取り組み方. 以下の本文で、海洋生態系の貧困化や崩壊をもたらすものとして挙げられている要因をすべて書き出しなさい。

本文.

================================

Re: なぜ“捕鯨サークル”を3ヨコ
投稿者: aplzsia 投稿日時: 2009/04/17 08:39 投稿番号: [33376 / 62227]
>結局、鯨が減れば何か別の海洋生物が増える。
カリブ海、北西アフリカの場合、ほとんど影響ないというのがサイエンス誌
2月13日号の結論ですね。
問題なのはむしろ漁業の乱獲が、海洋生態系の貧困化をもたらしてると。
海洋生物の量総体は同じだとしても、魚のサイズが小さくなるとか、
クラゲが増えるとか、全体として生物的生産性が貧困になるというのが
フィッシングダウン、トップダウンの現象です。
これに対して、地球温暖化や海流の変化といった、ボトムの側の物理変化で、
生物種がそれに対するこれまでのような進化の対応で応じきれなくなって
貧困化するというのが、ボトムアップの海洋生態系崩壊です。

================================

エントリー抜粋.

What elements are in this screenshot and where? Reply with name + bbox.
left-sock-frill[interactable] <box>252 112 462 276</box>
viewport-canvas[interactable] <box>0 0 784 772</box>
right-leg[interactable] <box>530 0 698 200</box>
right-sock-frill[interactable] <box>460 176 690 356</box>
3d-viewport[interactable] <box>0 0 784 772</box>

================================

解答. 漁業の乱獲、地球温暖化、海流の変化